*What is asked*: Check every line below for the word "bars" and copy the ones that have it.

Records from a data source:

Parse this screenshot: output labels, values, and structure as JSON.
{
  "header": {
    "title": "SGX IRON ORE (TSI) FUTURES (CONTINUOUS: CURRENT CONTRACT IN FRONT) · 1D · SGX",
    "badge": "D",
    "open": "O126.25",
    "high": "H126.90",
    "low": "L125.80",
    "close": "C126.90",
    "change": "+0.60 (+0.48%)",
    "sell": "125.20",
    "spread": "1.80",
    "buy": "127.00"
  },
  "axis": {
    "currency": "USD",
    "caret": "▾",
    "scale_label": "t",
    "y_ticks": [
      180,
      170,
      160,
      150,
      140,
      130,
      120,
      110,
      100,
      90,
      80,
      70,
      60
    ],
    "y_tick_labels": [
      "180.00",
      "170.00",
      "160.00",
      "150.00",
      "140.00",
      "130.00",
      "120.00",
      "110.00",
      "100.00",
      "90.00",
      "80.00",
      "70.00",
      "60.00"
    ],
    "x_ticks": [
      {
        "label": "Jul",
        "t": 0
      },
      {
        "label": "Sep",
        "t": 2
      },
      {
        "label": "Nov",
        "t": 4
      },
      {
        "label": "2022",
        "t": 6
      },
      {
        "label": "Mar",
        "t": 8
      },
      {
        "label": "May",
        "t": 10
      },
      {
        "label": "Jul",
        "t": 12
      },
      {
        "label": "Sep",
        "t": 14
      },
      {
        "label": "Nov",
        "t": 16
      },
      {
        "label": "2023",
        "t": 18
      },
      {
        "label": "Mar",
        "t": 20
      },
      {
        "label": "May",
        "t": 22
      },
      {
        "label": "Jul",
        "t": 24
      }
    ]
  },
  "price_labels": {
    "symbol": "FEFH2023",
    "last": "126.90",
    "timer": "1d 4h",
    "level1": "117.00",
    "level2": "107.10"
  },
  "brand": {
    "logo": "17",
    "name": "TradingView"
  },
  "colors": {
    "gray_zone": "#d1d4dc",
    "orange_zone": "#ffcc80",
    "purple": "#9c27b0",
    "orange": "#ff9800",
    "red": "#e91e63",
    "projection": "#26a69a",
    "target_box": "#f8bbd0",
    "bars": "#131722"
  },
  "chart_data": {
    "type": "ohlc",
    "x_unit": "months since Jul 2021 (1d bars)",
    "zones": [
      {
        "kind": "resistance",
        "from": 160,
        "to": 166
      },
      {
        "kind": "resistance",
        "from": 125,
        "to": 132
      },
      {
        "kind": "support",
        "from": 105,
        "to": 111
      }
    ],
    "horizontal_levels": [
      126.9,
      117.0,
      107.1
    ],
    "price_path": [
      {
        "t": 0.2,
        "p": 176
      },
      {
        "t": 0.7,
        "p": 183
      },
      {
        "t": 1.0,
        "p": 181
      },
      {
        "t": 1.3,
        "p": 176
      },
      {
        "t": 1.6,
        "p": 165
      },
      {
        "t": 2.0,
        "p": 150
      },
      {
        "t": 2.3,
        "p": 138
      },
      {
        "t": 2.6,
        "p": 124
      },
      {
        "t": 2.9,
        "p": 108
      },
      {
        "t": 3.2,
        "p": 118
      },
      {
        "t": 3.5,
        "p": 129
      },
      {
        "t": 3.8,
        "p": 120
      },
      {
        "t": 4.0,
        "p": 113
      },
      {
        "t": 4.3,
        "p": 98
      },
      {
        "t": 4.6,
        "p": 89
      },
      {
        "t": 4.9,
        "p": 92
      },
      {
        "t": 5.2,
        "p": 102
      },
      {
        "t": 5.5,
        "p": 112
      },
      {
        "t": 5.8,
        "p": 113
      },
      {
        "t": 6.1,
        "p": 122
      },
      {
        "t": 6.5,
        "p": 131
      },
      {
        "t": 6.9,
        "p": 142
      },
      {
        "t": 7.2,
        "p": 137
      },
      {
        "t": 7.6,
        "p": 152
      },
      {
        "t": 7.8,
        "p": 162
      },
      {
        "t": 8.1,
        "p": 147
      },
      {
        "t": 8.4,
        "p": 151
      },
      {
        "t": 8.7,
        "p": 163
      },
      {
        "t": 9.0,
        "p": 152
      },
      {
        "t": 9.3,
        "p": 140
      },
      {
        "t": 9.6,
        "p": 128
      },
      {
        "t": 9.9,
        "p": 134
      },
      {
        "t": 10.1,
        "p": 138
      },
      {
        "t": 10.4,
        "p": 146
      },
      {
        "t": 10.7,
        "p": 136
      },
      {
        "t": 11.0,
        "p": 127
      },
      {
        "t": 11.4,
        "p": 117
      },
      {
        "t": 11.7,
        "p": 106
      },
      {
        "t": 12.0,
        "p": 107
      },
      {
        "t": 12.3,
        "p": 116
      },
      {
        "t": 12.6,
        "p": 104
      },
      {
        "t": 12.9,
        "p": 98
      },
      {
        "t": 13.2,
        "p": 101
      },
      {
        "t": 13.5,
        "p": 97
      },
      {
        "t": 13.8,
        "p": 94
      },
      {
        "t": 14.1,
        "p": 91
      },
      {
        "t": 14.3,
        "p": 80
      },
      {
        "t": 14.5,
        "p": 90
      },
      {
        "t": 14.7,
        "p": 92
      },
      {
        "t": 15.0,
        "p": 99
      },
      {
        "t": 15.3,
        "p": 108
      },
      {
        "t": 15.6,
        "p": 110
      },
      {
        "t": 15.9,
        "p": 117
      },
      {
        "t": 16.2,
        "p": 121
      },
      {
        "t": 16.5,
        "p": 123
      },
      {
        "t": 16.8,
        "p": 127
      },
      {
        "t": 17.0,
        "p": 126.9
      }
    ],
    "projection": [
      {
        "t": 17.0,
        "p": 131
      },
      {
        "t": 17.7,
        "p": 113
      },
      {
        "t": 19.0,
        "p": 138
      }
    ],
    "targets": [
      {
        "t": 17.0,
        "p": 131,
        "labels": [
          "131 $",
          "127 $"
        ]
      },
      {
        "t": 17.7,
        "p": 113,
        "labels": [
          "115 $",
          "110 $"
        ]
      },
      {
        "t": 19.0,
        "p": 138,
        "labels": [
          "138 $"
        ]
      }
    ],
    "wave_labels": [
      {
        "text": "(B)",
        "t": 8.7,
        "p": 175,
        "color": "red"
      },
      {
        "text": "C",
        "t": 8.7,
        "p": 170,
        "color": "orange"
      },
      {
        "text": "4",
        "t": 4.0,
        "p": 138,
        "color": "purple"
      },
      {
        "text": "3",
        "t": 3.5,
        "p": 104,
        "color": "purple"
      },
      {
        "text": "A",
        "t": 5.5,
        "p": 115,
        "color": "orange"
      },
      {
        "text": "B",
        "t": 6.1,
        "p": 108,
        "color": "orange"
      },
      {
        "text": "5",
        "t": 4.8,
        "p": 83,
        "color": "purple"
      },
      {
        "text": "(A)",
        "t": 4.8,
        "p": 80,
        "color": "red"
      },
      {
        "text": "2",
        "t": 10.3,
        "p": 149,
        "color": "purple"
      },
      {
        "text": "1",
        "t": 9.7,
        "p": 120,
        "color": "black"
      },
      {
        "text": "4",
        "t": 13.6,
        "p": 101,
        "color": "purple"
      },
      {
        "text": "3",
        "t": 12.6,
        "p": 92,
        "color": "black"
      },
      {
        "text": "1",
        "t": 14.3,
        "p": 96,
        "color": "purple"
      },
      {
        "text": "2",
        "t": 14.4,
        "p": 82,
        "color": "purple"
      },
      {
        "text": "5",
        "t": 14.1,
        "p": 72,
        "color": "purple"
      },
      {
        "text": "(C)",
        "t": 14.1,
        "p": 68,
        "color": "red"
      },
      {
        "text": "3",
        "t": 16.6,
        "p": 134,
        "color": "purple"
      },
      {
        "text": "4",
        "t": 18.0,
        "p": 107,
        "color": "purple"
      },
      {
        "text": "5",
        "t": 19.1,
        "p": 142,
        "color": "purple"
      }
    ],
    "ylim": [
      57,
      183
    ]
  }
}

*Result of this task*:
    "bars": "#131722"
    "x_unit": "months since Jul 2021 (1d bars)",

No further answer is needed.